Extract every line where the string "screenshot" appears.
━━━ MATERIAL
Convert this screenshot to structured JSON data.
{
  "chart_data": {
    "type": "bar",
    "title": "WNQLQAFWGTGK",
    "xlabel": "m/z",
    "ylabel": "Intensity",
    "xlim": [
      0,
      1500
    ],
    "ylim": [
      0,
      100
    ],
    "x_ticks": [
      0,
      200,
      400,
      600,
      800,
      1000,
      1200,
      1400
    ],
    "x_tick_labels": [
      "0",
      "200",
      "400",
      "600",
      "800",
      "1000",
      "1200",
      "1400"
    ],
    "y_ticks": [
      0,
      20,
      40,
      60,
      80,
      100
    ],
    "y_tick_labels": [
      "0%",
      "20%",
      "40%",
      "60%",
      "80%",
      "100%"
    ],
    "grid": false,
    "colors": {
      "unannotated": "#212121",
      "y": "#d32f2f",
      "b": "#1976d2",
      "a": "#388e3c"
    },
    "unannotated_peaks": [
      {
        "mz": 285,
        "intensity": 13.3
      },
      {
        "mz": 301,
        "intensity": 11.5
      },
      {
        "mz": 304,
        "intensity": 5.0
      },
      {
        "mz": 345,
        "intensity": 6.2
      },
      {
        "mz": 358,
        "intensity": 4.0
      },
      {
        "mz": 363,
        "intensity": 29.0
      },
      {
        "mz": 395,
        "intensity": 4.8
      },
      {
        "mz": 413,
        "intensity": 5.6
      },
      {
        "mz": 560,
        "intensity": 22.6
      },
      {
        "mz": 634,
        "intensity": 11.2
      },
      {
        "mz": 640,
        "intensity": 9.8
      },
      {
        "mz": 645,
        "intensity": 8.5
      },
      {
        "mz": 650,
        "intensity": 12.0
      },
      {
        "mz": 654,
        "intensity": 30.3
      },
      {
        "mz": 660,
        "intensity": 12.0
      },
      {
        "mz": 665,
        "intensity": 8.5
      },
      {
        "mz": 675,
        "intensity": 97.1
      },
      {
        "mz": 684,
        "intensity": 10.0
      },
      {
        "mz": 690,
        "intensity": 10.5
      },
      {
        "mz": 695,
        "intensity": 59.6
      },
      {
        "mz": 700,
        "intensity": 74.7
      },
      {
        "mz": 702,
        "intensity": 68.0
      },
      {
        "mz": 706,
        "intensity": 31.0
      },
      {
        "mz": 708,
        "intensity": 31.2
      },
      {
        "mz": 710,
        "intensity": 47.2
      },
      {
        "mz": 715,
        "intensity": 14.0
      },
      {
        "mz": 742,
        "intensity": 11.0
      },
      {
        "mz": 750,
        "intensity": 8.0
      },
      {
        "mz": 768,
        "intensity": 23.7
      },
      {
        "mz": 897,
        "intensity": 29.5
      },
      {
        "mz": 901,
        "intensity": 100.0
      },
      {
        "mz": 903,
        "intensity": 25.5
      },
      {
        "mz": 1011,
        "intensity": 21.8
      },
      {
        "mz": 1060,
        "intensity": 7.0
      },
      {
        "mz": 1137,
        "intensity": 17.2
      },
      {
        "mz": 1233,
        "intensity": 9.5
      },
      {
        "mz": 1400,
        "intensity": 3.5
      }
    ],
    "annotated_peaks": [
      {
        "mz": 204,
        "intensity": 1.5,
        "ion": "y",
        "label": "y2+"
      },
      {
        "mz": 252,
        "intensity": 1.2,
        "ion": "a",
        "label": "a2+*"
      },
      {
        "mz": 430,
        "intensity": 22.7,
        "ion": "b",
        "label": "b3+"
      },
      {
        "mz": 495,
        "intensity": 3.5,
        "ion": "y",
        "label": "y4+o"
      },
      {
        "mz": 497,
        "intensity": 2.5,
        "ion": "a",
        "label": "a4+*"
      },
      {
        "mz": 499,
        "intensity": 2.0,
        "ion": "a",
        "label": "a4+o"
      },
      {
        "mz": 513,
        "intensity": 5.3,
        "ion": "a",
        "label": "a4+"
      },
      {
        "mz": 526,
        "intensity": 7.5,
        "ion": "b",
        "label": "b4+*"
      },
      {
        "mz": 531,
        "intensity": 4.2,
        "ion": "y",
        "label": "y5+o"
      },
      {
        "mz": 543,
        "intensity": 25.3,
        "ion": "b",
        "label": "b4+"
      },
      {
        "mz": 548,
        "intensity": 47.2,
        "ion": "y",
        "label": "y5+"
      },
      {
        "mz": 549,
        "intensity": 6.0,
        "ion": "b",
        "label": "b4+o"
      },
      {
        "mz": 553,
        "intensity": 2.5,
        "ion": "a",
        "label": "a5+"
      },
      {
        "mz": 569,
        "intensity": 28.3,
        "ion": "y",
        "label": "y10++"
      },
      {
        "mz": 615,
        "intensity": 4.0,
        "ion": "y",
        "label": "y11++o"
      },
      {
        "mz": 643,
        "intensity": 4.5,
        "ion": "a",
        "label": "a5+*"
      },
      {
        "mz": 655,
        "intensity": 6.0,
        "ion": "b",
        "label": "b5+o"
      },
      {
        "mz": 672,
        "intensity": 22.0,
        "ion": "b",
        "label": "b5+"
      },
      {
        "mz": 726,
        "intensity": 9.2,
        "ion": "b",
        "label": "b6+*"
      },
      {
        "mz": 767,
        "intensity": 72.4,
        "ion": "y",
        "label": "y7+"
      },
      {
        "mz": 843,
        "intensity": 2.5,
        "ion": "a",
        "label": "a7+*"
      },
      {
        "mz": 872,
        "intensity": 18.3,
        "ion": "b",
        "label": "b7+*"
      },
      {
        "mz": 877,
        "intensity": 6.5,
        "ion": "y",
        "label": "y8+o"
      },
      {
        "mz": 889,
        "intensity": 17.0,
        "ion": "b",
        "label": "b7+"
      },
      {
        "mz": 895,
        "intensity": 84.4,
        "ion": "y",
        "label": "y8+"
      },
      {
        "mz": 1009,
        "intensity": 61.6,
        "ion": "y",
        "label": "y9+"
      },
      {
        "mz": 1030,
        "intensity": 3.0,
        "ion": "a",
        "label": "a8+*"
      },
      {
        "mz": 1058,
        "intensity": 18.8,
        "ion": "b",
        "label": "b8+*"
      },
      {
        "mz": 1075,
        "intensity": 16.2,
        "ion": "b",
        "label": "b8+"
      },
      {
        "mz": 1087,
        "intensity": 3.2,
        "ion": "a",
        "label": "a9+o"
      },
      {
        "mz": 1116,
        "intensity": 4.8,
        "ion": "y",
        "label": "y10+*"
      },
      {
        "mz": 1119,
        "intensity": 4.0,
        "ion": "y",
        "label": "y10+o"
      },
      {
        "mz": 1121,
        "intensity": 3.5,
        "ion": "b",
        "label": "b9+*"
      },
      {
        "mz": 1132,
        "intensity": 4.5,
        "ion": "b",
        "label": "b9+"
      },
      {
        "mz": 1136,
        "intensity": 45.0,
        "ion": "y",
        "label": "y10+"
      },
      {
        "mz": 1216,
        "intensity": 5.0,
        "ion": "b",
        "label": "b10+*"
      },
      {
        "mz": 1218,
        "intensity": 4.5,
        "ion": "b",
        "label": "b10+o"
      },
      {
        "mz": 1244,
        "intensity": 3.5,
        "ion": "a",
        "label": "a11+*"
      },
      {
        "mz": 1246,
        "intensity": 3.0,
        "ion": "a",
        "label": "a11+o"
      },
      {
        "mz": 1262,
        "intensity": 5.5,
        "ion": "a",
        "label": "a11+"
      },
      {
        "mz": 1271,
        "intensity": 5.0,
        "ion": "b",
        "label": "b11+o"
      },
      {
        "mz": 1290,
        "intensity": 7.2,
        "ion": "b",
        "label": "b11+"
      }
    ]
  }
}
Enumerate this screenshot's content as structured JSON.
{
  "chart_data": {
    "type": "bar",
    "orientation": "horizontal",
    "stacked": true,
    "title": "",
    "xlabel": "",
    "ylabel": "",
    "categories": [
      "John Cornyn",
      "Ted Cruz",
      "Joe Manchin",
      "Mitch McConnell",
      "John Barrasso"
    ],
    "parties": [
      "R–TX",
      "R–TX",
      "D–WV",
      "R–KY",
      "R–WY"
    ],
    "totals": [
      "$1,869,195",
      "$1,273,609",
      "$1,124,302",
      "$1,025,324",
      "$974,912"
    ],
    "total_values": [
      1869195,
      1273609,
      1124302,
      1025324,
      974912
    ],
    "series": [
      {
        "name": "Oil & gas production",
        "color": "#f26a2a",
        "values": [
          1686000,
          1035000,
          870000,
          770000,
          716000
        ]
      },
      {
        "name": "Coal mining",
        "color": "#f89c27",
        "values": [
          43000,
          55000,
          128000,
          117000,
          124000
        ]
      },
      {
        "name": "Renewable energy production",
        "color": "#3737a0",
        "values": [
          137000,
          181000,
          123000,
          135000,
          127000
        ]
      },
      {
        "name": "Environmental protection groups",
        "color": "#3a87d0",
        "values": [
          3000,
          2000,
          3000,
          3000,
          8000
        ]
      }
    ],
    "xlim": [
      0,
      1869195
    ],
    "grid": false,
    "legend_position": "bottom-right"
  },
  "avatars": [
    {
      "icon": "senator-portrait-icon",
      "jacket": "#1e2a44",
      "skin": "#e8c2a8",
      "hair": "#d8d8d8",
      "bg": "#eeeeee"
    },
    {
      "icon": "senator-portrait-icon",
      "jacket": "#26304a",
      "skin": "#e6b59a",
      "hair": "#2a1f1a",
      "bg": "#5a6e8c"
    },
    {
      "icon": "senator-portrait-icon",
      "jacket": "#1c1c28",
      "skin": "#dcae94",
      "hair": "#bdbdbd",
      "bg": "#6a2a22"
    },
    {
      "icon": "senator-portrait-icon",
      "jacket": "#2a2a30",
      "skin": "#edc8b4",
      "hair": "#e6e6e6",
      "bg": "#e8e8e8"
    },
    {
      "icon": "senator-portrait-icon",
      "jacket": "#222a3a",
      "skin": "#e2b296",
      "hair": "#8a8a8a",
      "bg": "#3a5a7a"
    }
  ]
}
━━━━━━
TASK OUTPUT:
Convert this screenshot to structured JSON data.
Enumerate this screenshot's content as structured JSON.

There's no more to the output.